[Collected data entries]
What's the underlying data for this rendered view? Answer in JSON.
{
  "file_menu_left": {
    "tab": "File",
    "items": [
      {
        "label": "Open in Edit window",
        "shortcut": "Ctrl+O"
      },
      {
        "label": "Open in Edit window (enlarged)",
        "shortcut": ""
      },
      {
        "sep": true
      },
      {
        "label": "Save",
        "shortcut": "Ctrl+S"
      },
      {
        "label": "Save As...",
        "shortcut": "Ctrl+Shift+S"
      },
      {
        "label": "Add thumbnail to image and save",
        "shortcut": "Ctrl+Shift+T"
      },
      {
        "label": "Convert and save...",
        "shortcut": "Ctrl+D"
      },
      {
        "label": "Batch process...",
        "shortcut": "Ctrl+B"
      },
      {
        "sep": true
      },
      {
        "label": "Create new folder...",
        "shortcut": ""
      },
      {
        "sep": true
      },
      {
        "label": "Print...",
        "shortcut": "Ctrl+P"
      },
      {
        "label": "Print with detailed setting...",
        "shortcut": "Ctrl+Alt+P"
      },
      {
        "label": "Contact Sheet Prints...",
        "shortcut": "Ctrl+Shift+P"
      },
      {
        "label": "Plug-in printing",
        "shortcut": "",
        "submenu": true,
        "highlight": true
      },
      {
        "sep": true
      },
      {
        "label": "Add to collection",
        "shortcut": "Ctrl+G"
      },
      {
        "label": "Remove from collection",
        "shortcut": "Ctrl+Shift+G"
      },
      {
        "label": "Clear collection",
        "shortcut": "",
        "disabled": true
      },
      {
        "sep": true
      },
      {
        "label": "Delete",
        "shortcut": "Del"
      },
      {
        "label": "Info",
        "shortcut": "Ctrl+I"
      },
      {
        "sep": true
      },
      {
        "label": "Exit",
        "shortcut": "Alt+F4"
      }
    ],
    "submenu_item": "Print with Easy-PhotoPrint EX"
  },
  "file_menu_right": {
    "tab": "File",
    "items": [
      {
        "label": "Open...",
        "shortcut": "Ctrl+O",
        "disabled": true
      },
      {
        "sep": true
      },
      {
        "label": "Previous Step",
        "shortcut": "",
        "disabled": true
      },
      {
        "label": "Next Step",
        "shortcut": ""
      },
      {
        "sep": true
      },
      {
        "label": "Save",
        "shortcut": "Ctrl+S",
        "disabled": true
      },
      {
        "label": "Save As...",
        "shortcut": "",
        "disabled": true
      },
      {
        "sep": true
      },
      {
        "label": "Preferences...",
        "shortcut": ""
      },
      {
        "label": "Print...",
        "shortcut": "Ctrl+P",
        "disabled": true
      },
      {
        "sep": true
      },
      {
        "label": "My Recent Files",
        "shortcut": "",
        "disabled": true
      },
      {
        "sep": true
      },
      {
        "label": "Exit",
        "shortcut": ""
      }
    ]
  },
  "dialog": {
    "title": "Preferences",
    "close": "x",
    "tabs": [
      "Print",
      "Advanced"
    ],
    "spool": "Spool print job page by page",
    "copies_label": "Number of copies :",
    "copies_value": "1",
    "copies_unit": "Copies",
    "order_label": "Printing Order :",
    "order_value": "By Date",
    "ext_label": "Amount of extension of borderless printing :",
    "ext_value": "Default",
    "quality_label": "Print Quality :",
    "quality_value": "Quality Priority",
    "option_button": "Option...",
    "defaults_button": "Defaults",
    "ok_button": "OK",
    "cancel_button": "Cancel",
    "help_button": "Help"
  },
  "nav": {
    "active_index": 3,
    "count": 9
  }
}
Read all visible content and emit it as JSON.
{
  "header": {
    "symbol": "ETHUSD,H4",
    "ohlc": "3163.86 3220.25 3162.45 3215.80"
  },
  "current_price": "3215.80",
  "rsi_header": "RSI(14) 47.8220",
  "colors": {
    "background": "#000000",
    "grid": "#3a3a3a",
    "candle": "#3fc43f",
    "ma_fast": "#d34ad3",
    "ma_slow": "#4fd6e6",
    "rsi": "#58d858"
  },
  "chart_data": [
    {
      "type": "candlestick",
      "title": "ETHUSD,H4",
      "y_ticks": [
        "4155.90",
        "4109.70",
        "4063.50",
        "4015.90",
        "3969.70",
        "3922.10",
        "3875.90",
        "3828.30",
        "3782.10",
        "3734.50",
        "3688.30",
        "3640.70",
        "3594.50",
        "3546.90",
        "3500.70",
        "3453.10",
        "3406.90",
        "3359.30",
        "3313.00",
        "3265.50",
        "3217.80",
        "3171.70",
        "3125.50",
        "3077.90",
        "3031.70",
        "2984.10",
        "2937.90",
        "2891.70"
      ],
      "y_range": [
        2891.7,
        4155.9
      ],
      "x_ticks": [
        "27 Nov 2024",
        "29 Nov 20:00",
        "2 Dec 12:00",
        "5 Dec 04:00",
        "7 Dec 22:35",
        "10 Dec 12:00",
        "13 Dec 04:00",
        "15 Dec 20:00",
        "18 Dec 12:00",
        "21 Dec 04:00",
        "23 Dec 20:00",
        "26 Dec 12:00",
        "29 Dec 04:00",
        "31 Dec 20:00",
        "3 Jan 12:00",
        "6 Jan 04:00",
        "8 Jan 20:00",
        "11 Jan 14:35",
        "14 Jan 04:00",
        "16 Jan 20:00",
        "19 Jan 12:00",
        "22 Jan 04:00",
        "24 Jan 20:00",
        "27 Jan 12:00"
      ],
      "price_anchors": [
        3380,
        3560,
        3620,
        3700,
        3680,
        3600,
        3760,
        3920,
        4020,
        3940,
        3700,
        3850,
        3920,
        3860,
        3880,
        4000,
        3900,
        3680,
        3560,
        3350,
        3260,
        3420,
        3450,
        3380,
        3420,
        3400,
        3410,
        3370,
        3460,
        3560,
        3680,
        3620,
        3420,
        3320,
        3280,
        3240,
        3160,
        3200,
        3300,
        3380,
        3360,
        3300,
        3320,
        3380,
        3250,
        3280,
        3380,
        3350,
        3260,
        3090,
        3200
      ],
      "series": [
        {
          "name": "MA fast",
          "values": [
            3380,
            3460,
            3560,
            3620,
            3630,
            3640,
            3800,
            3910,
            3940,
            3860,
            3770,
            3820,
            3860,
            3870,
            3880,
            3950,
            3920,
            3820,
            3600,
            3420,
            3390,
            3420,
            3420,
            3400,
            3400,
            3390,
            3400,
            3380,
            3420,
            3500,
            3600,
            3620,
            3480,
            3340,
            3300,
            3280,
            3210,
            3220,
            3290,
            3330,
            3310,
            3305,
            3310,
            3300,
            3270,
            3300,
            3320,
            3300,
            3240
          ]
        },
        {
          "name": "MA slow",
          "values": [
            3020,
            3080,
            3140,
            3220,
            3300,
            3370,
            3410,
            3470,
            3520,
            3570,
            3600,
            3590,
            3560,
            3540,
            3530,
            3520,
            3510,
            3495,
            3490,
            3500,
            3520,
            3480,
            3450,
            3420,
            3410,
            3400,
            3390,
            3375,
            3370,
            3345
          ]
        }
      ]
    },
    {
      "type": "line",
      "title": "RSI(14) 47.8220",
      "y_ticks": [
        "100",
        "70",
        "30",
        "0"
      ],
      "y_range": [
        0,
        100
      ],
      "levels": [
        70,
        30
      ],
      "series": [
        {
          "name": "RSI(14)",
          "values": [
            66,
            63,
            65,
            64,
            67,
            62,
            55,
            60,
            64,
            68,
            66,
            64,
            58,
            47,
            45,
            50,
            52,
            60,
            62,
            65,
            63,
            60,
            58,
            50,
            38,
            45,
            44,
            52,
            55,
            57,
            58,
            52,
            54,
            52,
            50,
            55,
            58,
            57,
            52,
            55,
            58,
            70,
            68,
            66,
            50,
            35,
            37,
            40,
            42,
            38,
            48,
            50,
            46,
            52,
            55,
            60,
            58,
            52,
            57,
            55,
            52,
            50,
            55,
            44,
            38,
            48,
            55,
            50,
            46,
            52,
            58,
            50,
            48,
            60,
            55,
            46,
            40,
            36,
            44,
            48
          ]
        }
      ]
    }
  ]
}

*SHORT EXERCISE:* Copy every line that includes the string "Quality" from the material above.

*THE ANSWER:*
    "quality_label": "Print Quality :",
    "quality_value": "Quality Priority",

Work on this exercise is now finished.